▸ What is needed:
Isolate every line in the records below with "TradingView" in it.

▸ Material for the task:
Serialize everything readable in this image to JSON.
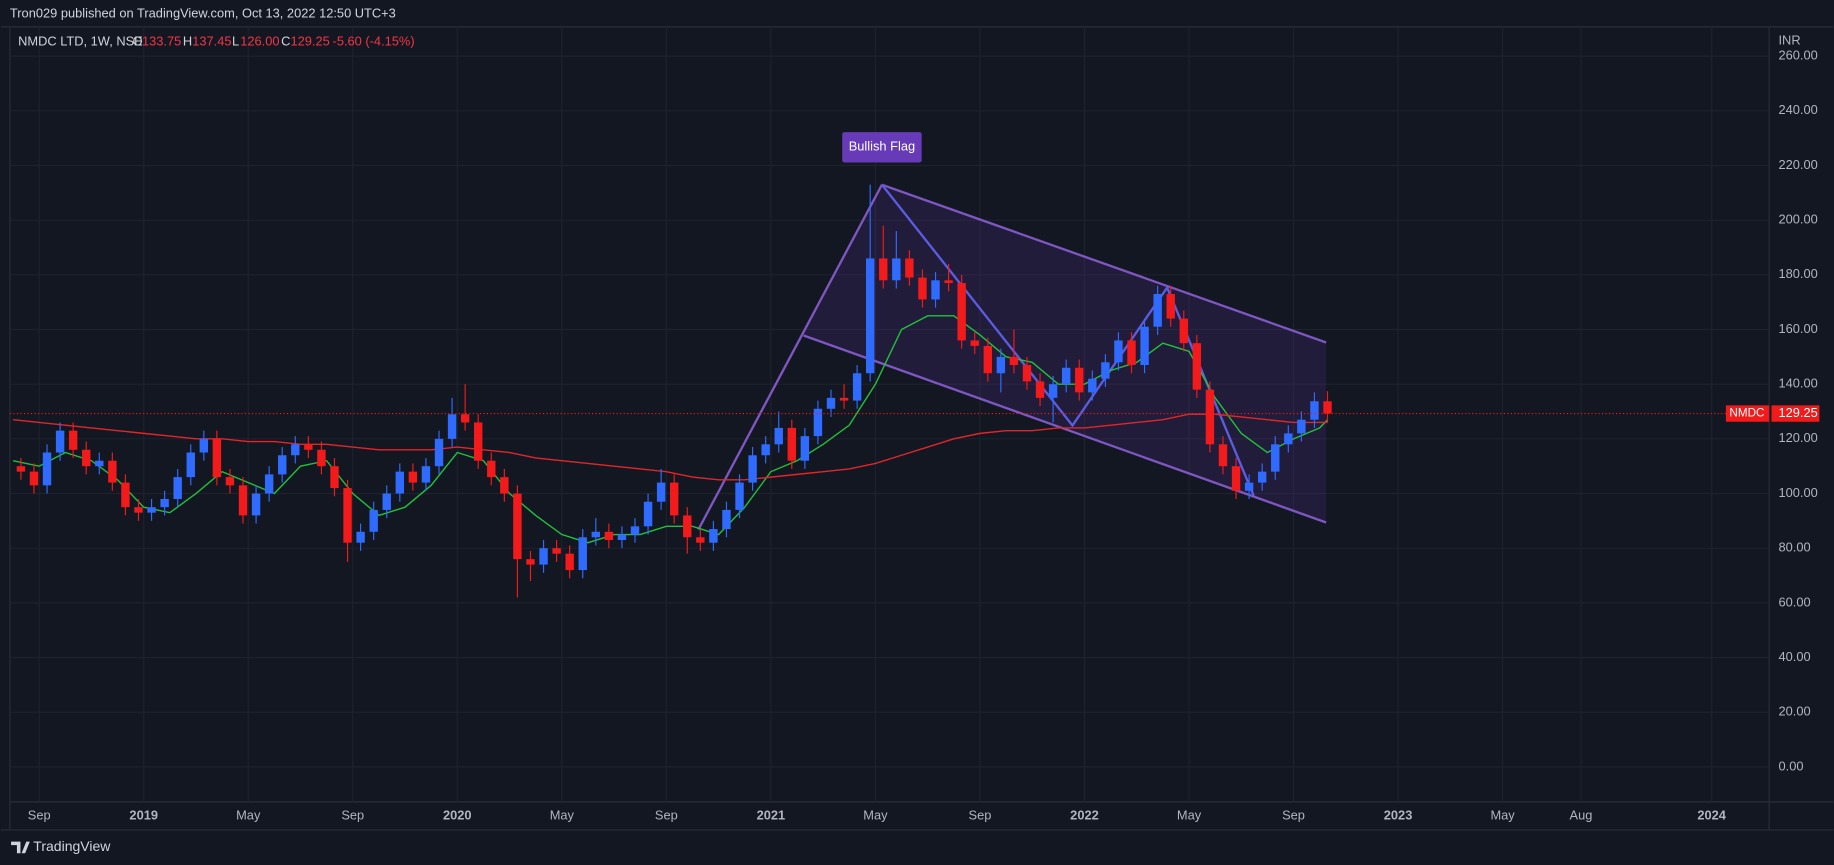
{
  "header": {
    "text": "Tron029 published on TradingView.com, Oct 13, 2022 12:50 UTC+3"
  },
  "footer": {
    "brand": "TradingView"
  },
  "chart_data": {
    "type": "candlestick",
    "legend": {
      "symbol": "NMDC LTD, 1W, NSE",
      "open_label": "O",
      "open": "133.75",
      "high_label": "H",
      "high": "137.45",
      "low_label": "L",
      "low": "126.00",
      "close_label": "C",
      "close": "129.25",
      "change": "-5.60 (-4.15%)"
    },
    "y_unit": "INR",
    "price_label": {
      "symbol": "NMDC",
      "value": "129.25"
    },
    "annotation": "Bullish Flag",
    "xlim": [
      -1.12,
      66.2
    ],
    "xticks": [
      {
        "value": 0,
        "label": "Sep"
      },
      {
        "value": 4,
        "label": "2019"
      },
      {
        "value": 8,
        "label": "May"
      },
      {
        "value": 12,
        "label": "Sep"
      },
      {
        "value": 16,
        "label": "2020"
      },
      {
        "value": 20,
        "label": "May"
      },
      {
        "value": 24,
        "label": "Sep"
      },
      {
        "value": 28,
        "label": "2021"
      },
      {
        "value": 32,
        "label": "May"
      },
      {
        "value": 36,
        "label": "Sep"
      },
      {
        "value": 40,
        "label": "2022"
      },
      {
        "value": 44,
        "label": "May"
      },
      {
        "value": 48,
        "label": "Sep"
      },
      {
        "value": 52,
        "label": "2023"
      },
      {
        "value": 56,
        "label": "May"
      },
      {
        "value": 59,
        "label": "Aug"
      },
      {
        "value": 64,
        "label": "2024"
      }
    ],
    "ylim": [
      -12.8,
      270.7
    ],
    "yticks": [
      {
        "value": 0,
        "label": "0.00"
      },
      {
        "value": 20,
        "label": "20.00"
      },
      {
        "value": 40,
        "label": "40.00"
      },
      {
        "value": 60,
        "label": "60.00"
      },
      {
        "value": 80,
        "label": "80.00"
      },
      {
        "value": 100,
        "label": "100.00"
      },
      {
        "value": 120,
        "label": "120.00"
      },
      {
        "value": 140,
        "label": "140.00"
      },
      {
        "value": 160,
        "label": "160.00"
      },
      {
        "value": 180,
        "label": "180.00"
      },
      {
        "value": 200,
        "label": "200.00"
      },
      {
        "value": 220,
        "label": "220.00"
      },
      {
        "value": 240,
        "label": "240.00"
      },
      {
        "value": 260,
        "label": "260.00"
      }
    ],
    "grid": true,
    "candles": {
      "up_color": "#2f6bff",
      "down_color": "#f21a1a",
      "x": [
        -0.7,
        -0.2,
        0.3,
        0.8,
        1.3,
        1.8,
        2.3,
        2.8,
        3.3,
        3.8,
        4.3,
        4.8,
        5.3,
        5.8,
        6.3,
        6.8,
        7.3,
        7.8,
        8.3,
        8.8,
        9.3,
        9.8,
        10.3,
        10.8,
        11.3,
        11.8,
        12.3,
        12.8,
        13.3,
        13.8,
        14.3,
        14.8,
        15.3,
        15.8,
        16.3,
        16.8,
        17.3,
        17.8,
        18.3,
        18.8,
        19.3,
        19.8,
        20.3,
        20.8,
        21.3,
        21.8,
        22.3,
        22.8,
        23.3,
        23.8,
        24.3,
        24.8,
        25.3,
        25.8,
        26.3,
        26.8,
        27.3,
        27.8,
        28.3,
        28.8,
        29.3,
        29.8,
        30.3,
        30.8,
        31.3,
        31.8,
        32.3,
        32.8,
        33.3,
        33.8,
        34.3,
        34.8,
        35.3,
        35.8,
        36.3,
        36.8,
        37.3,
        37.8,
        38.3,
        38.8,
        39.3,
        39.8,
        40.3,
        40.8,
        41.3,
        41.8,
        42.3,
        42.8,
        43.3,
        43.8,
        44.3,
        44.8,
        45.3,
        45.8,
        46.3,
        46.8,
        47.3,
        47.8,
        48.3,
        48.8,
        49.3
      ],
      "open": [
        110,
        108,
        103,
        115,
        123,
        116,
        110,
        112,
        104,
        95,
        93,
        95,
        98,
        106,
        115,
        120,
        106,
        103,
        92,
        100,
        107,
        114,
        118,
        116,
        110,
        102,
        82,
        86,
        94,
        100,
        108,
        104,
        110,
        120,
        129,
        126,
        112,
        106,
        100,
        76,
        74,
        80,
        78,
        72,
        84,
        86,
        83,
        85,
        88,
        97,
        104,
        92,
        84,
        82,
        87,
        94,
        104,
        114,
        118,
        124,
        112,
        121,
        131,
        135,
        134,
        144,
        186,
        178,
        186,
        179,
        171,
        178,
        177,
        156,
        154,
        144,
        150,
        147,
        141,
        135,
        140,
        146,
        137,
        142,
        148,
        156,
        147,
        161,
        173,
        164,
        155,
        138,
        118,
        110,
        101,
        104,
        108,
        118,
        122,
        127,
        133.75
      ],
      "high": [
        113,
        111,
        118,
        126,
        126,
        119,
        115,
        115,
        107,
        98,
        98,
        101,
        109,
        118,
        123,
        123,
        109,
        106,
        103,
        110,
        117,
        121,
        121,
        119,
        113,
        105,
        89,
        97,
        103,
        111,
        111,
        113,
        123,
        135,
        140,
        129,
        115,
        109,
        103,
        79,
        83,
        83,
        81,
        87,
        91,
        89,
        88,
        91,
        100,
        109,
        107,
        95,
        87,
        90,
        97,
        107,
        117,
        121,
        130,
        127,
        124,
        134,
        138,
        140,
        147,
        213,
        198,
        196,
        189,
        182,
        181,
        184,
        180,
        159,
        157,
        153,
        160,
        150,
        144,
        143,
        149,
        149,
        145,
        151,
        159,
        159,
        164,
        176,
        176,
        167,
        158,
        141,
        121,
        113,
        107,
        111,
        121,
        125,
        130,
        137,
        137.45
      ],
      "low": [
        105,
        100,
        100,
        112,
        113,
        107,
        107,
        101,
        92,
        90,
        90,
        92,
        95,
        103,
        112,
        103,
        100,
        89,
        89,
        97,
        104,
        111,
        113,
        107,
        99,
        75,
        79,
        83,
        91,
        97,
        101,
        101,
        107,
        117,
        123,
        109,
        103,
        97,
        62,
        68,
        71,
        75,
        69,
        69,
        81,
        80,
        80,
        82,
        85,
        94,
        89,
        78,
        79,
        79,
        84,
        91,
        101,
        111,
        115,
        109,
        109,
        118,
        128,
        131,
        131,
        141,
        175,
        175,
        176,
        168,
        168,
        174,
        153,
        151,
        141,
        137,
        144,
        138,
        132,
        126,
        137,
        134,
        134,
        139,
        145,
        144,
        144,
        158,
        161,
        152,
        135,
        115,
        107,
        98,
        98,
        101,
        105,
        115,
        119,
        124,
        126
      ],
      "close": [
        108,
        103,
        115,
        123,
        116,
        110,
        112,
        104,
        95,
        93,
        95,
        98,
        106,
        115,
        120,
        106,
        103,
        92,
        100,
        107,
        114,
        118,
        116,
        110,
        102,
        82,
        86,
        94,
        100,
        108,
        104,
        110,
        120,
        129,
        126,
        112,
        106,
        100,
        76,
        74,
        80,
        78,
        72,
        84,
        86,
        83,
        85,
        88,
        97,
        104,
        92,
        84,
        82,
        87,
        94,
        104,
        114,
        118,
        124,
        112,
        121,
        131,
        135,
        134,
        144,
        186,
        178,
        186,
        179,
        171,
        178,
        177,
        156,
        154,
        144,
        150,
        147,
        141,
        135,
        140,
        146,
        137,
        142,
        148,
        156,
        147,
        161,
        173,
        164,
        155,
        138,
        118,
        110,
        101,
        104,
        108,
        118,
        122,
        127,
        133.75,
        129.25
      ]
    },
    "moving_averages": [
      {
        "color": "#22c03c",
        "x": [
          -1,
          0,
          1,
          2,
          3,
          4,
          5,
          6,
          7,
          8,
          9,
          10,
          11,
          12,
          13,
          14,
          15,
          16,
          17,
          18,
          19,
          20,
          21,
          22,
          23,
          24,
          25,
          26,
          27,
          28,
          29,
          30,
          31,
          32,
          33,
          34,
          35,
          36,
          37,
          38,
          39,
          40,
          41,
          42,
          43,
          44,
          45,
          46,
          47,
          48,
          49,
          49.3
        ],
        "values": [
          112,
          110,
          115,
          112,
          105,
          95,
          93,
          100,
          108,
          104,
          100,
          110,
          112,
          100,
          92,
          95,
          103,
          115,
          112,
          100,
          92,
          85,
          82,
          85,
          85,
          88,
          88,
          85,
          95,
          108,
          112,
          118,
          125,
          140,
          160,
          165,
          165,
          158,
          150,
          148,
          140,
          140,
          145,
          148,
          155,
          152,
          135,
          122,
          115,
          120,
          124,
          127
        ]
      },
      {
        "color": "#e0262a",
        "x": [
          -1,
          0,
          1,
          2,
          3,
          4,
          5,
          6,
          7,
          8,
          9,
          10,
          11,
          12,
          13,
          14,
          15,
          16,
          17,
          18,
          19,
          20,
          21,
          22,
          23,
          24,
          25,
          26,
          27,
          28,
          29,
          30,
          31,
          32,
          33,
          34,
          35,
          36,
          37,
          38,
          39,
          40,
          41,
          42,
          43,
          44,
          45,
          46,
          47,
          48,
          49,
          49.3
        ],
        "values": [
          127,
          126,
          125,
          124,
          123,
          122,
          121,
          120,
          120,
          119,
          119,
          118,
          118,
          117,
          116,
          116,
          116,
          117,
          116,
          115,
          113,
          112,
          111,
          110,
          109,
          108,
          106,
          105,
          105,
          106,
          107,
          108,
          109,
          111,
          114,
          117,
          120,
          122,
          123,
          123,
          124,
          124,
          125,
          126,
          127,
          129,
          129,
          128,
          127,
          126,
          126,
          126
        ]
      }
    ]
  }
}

▸ Response to the task:
    "text": "Tron029 published on TradingView.com, Oct 13, 2022 12:50 UTC+3"
    "brand": "TradingView"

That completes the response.